The listing below is to be output in its exact form.

──────────────────────────────

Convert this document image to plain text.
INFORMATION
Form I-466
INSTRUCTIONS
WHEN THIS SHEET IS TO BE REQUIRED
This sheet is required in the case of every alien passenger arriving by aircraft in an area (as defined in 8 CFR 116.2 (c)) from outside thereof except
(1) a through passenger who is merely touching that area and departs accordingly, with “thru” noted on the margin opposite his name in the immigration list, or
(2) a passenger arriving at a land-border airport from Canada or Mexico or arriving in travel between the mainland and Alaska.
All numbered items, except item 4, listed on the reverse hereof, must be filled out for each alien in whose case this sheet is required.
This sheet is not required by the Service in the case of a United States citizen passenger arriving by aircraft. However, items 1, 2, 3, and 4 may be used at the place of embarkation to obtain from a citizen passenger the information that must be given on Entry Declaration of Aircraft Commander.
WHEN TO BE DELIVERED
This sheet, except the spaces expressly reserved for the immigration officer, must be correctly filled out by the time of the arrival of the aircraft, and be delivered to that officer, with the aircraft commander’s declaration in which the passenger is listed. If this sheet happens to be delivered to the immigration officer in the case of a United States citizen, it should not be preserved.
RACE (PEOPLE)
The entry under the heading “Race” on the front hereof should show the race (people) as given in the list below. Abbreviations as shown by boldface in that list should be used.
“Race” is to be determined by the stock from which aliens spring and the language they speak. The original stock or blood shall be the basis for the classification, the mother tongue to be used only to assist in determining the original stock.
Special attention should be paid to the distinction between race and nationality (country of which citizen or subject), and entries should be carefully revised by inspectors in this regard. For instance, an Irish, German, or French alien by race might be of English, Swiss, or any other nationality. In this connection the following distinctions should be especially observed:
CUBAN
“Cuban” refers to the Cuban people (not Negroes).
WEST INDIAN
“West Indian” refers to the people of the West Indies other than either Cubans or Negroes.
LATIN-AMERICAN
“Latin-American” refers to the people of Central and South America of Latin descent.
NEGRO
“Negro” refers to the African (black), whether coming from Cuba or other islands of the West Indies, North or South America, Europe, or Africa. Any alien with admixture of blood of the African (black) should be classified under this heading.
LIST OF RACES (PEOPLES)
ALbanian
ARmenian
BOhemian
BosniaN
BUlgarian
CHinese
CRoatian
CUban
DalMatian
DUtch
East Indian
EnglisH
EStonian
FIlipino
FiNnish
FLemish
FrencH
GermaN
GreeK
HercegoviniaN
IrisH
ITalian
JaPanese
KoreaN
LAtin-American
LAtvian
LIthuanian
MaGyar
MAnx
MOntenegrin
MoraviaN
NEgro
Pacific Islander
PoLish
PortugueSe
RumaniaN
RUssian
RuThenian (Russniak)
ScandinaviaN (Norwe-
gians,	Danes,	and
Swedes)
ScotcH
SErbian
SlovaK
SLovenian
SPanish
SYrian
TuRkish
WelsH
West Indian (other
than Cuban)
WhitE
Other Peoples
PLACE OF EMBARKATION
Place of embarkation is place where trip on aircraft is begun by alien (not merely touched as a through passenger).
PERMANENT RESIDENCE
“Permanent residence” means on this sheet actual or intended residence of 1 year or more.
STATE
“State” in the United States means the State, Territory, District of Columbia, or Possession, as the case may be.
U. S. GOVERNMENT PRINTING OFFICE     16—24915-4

──────────────────────────────

> RESULT:
Convert this document image to plain text.
INFORMATION
Form I-466
INSTRUCTIONS
WHEN THIS SHEET IS TO BE REQUIRED
This sheet is required in the case of every alien passenger arriving by aircraft in an area (as defined in 8 CFR 116.2 (c)) from outside thereof except
(1) a through passenger who is merely touching that area and departs accordingly, with “thru” noted on the margin opposite his name in the immigration list, or
(2) a passenger arriving at a land-border airport from Canada or Mexico or arriving in travel between the mainland and Alaska.
All numbered items, except item 4, listed on the reverse hereof, must be filled out for each alien in whose case this sheet is required.
This sheet is not required by the Service in the case of a United States citizen passenger arriving by aircraft. However, items 1, 2, 3, and 4 may be used at the place of embarkation to obtain from a citizen passenger the information that must be given on Entry Declaration of Aircraft Commander.
WHEN TO BE DELIVERED
This sheet, except the spaces expressly reserved for the immigration officer, must be correctly filled out by the time of the arrival of the aircraft, and be delivered to that officer, with the aircraft commander’s declaration in which the passenger is listed. If this sheet happens to be delivered to the immigration officer in the case of a United States citizen, it should not be preserved.
RACE (PEOPLE)
The entry under the heading “Race” on the front hereof should show the race (people) as given in the list below. Abbreviations as shown by boldface in that list should be used.
“Race” is to be determined by the stock from which aliens spring and the language they speak. The original stock or blood shall be the basis for the classification, the mother tongue to be used only to assist in determining the original stock.
Special attention should be paid to the distinction between race and nationality (country of which citizen or subject), and entries should be carefully revised by inspectors in this regard. For instance, an Irish, German, or French alien by race might be of English, Swiss, or any other nationality. In this connection the following distinctions should be especially observed:
CUBAN
“Cuban” refers to the Cuban people (not Negroes).
WEST INDIAN
“West Indian” refers to the people of the West Indies other than either Cubans or Negroes.
LATIN-AMERICAN
“Latin-American” refers to the people of Central and South America of Latin descent.
NEGRO
“Negro” refers to the African (black), whether coming from Cuba or other islands of the West Indies, North or South America, Europe, or Africa. Any alien with admixture of blood of the African (black) should be classified under this heading.
LIST OF RACES (PEOPLES)
ALbanian
ARmenian
BOhemian
BosniaN
BUlgarian
CHinese
CRoatian
CUban
DalMatian
DUtch
East Indian
EnglisH
EStonian
FIlipino
FiNnish
FLemish
FrencH
GermaN
GreeK
HercegoviniaN
IrisH
ITalian
JaPanese
KoreaN
LAtin-American
LAtvian
LIthuanian
MaGyar
MAnx
MOntenegrin
MoraviaN
NEgro
Pacific Islander
PoLish
PortugueSe
RumaniaN
RUssian
RuThenian (Russniak)
ScandinaviaN (Norwe-
gians,	Danes,	and
Swedes)
ScotcH
SErbian
SlovaK
SLovenian
SPanish
SYrian
TuRkish
WelsH
West Indian (other
than Cuban)
WhitE
Other Peoples
PLACE OF EMBARKATION
Place of embarkation is place where trip on aircraft is begun by alien (not merely touched as a through passenger).
PERMANENT RESIDENCE
“Permanent residence” means on this sheet actual or intended residence of 1 year or more.
STATE
“State” in the United States means the State, Territory, District of Columbia, or Possession, as the case may be.
U. S. GOVERNMENT PRINTING OFFICE     16—24915-4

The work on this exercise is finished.